Problem details: Show all lines from the data that include the word "document".

Data for this task:

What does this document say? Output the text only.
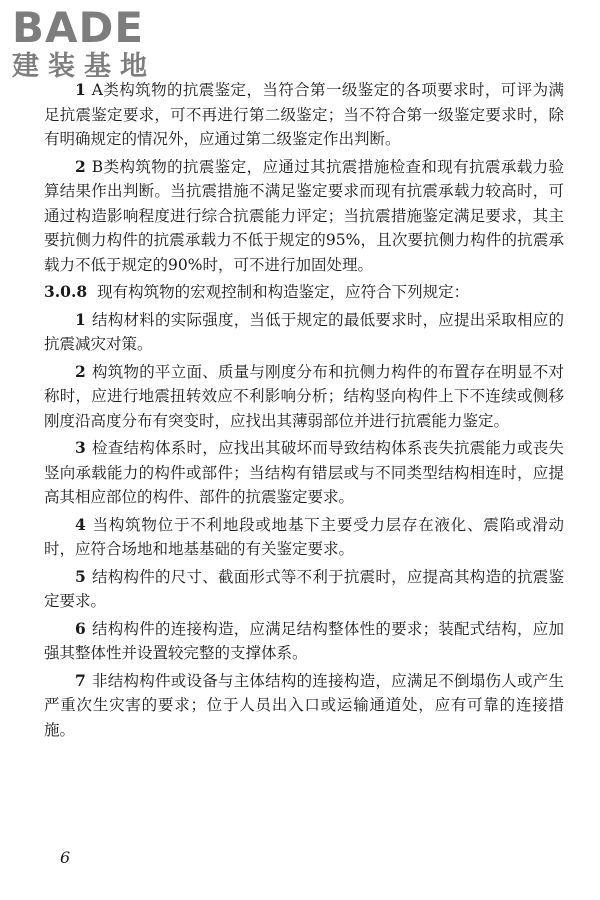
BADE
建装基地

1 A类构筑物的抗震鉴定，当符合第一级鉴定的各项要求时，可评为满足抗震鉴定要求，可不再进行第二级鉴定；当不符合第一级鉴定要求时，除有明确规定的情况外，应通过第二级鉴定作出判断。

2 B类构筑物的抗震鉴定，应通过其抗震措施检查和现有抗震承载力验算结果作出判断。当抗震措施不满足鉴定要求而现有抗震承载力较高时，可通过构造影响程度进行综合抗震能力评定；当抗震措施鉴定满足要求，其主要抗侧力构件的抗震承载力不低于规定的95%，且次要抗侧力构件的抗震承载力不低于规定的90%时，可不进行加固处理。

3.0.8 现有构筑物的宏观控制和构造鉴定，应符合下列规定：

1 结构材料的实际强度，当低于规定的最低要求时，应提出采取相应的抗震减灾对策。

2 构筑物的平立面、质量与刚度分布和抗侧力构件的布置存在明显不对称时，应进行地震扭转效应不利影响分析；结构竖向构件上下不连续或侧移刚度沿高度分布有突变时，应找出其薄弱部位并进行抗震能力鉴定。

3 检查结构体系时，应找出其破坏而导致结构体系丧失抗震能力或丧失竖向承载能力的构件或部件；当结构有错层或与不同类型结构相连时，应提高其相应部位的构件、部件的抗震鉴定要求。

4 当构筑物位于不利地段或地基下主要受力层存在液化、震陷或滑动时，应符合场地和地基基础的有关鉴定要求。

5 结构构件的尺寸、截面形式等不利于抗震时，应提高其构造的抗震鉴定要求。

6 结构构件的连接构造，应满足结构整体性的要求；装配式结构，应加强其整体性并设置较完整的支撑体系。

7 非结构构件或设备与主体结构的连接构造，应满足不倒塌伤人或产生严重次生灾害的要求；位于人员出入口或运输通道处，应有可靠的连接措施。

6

==

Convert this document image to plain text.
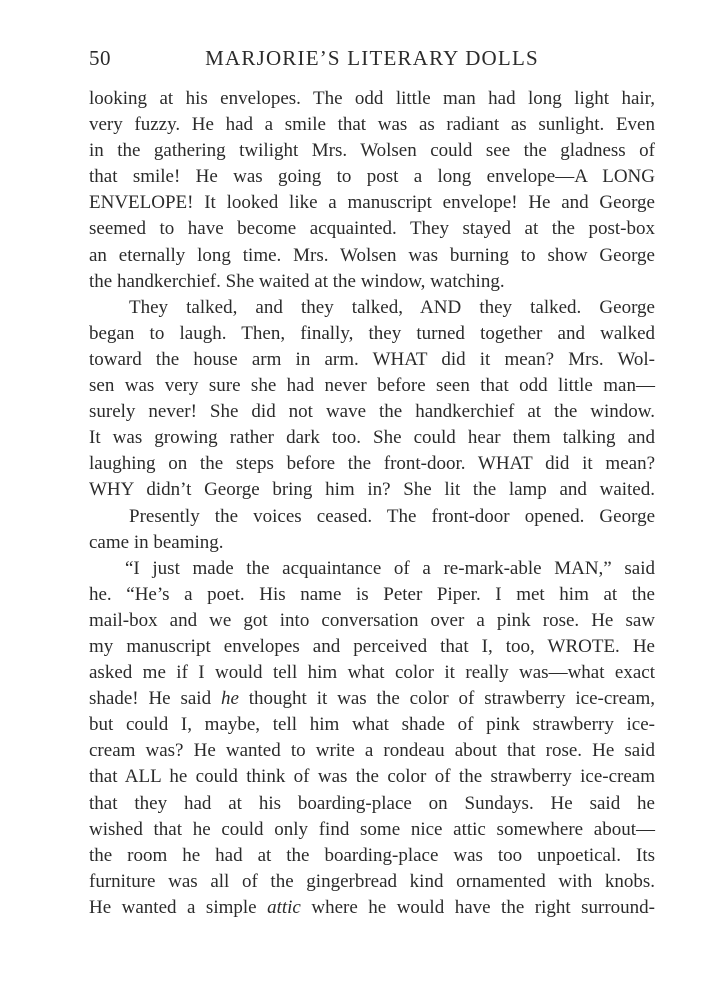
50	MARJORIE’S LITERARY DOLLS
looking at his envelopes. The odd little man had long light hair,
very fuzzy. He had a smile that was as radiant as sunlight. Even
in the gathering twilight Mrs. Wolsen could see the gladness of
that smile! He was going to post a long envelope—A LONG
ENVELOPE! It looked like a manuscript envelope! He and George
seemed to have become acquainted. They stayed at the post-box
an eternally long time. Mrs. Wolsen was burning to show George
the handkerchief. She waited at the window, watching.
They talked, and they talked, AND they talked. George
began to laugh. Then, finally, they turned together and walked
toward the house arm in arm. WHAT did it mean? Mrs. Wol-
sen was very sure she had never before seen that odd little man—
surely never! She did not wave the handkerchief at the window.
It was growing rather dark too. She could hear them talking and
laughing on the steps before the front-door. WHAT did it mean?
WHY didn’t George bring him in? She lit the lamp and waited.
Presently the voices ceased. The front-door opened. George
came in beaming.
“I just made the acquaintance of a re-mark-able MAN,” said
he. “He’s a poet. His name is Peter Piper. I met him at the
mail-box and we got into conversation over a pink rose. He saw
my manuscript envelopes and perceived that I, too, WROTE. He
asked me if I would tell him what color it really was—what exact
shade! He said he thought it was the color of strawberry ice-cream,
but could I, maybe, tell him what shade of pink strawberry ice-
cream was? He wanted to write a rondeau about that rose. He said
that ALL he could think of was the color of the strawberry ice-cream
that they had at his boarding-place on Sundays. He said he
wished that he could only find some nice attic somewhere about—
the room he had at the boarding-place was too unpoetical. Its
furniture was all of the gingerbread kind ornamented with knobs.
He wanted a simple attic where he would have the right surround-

The response:
What does this document say? Output the text only.
Convert this document image to plain text.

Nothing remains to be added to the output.